Reply with only the number of lines that contain the string "Hours".

========

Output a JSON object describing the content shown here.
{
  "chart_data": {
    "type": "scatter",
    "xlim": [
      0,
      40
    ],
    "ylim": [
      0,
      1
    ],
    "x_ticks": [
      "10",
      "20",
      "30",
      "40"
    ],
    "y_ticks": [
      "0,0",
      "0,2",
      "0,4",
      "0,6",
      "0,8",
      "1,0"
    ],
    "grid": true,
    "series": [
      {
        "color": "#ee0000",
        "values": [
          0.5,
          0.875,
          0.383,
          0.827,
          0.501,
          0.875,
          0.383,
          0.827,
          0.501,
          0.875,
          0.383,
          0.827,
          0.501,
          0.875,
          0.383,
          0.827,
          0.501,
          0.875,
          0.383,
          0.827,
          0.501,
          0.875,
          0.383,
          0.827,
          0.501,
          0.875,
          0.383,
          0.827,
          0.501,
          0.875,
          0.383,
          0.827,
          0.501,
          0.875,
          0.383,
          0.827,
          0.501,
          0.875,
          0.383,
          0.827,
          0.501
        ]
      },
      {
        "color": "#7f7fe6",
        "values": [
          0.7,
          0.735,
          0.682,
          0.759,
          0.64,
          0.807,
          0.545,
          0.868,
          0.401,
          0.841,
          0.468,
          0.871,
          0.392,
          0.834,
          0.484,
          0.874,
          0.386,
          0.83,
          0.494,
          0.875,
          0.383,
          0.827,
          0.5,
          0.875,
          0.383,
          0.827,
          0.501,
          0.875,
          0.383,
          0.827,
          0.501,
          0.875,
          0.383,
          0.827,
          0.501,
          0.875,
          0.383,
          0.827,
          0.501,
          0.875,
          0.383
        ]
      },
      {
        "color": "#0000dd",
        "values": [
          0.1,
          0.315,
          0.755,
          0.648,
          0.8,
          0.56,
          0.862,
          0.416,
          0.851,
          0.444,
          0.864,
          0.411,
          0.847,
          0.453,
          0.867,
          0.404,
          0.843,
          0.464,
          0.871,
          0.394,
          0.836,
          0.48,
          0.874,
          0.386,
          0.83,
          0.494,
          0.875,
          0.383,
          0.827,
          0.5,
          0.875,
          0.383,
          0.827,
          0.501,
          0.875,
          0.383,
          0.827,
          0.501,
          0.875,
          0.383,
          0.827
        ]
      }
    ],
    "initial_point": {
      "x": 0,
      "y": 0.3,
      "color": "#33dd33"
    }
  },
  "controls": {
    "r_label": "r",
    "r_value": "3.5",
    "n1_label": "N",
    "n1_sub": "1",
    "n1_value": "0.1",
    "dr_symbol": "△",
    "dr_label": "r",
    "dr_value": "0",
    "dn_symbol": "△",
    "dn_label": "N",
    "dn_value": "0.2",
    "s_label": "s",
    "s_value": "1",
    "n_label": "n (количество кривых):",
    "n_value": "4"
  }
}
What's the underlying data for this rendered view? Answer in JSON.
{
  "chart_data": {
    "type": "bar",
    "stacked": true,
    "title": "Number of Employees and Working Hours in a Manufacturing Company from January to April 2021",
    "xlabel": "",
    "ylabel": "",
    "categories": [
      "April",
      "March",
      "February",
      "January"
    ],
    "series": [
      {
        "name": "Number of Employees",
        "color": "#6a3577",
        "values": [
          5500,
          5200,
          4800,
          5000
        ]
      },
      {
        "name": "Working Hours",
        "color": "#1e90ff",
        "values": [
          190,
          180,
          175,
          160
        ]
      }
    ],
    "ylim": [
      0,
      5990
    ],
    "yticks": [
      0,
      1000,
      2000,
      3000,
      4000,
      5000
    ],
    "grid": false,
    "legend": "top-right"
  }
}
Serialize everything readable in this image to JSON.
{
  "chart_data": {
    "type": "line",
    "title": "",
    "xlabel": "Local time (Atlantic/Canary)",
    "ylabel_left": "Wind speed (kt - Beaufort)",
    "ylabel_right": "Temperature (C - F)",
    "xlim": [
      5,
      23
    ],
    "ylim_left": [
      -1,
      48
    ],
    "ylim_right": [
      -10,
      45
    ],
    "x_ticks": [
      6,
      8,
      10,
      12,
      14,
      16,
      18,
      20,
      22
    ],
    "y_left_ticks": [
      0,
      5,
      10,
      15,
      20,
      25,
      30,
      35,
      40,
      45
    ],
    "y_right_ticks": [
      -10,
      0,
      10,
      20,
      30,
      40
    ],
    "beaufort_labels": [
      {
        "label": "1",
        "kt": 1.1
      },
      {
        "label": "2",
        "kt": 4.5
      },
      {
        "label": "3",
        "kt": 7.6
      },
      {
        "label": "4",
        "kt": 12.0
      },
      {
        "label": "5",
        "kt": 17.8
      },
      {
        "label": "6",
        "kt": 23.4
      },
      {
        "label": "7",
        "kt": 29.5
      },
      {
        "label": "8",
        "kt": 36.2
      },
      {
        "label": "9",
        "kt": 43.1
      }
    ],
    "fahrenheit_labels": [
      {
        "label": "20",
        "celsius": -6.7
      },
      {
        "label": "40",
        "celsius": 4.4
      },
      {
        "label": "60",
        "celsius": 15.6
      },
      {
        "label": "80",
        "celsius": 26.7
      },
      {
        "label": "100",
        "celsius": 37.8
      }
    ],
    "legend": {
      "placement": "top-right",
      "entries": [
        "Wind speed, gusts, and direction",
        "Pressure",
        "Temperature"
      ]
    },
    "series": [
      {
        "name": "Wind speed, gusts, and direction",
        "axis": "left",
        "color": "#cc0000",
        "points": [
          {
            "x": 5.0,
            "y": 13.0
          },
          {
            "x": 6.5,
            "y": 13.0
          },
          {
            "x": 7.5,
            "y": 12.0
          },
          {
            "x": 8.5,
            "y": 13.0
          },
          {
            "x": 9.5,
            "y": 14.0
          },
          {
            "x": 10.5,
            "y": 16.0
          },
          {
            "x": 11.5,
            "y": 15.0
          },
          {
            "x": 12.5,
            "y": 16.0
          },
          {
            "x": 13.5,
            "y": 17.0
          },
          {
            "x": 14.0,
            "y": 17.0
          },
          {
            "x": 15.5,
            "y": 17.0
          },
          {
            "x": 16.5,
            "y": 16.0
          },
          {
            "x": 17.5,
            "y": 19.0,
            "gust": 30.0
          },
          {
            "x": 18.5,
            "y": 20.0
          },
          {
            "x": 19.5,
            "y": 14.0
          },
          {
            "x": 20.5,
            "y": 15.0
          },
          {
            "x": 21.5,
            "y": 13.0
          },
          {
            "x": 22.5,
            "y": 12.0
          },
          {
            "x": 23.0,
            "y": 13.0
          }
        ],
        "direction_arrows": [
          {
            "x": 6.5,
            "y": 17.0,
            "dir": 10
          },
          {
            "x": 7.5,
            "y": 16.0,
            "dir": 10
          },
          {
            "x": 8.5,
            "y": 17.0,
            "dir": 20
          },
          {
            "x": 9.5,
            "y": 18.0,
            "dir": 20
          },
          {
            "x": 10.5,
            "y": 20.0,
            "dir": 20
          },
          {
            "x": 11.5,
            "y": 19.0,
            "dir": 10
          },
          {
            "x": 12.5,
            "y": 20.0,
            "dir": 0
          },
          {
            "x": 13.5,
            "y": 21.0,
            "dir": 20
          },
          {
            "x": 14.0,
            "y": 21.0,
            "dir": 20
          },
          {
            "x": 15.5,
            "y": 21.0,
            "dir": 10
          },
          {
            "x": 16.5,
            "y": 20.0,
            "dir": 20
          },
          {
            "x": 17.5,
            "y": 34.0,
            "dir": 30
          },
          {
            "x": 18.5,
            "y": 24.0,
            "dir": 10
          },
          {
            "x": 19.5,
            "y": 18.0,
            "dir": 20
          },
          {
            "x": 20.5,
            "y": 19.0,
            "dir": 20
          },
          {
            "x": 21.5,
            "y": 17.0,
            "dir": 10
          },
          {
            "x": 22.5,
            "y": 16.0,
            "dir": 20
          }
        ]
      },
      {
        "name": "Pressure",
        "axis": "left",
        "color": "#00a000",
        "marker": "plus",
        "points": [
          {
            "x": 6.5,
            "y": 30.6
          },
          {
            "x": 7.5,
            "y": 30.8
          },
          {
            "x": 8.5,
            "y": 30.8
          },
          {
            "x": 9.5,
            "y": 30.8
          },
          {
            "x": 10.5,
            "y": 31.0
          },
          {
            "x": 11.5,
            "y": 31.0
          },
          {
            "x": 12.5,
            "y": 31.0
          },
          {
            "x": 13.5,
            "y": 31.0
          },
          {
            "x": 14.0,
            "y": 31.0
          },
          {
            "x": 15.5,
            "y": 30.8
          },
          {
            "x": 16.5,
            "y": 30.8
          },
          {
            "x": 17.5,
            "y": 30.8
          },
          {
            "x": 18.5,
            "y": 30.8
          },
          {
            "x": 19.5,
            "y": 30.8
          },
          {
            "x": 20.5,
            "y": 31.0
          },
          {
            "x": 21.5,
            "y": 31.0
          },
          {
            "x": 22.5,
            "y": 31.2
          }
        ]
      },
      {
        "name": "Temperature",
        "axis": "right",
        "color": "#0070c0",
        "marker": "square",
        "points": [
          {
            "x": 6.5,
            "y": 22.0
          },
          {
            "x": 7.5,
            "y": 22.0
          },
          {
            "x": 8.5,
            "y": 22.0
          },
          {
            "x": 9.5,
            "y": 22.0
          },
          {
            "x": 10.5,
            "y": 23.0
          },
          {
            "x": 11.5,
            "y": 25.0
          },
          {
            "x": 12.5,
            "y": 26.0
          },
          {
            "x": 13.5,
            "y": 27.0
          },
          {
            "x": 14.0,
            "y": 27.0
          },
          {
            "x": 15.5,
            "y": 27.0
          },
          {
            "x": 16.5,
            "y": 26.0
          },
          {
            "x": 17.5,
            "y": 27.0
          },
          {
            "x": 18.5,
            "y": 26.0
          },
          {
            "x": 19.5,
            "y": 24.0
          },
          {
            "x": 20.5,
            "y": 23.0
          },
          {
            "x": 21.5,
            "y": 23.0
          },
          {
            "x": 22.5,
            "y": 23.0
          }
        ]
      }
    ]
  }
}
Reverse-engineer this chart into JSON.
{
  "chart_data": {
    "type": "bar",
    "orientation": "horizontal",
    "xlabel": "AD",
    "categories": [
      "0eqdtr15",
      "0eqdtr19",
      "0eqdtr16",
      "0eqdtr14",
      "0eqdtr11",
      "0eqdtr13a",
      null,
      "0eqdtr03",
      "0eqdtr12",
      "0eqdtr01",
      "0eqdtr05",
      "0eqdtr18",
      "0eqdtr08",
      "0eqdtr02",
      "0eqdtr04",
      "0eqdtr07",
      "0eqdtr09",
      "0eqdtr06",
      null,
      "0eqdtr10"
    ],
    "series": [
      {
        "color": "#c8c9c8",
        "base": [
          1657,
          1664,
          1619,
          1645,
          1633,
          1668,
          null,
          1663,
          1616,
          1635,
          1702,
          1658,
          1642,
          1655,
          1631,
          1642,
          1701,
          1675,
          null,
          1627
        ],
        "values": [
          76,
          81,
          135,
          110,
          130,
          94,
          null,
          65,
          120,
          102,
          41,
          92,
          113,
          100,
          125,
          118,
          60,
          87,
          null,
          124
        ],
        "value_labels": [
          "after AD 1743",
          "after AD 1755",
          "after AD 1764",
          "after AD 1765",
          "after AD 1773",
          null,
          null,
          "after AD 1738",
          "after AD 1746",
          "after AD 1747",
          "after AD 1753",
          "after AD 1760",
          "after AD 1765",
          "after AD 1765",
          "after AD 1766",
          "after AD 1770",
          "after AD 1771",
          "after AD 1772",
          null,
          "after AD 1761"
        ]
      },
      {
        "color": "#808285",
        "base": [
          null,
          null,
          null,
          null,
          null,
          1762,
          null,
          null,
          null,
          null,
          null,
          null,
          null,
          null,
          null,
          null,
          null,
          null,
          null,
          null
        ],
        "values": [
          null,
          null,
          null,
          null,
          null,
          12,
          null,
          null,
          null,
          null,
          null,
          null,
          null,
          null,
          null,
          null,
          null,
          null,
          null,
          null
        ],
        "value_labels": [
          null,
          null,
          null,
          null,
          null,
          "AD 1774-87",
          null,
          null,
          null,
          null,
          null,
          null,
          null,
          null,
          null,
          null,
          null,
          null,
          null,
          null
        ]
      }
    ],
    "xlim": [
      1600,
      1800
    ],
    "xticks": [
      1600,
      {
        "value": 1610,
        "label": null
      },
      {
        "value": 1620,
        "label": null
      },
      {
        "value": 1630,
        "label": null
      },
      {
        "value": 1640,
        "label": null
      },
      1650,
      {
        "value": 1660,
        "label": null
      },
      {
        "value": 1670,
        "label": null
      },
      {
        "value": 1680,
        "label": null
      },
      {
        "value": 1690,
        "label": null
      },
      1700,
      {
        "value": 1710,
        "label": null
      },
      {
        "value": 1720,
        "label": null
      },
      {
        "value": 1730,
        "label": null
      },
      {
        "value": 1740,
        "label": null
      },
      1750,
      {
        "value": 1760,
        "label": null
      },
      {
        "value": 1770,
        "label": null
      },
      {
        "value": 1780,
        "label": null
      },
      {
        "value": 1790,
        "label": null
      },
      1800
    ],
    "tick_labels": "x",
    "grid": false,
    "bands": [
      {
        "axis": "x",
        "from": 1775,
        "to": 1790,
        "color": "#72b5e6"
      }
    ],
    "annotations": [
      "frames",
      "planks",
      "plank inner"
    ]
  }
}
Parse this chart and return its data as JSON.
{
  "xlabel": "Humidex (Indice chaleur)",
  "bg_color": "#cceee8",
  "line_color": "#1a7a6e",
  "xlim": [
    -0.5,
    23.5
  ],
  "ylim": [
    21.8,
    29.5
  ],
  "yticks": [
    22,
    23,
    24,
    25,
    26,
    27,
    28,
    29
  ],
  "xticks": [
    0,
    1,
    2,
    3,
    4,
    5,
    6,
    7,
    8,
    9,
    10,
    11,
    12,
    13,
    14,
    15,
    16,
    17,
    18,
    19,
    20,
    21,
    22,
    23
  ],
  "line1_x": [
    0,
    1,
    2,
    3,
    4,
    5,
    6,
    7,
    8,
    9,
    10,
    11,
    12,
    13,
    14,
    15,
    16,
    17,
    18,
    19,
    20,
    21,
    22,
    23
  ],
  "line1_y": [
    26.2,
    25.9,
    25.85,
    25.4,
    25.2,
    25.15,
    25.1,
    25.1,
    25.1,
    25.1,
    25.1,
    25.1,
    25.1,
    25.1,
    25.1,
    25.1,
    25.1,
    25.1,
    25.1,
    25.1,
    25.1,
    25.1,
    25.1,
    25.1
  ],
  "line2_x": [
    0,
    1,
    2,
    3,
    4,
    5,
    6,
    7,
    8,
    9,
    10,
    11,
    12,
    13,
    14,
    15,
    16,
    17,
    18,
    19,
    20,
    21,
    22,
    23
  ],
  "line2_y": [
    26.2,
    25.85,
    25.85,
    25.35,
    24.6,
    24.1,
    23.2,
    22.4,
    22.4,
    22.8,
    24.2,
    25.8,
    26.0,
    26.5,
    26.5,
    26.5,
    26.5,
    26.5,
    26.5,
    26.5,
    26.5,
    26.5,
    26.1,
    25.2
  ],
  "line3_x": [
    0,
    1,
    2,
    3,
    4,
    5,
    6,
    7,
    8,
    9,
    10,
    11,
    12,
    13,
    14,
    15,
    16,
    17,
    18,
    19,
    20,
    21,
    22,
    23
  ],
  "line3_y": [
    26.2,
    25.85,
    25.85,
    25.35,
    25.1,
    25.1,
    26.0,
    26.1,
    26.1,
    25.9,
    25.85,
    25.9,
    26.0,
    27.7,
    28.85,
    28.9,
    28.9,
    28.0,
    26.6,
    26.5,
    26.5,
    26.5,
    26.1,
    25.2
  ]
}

========

** The result **
2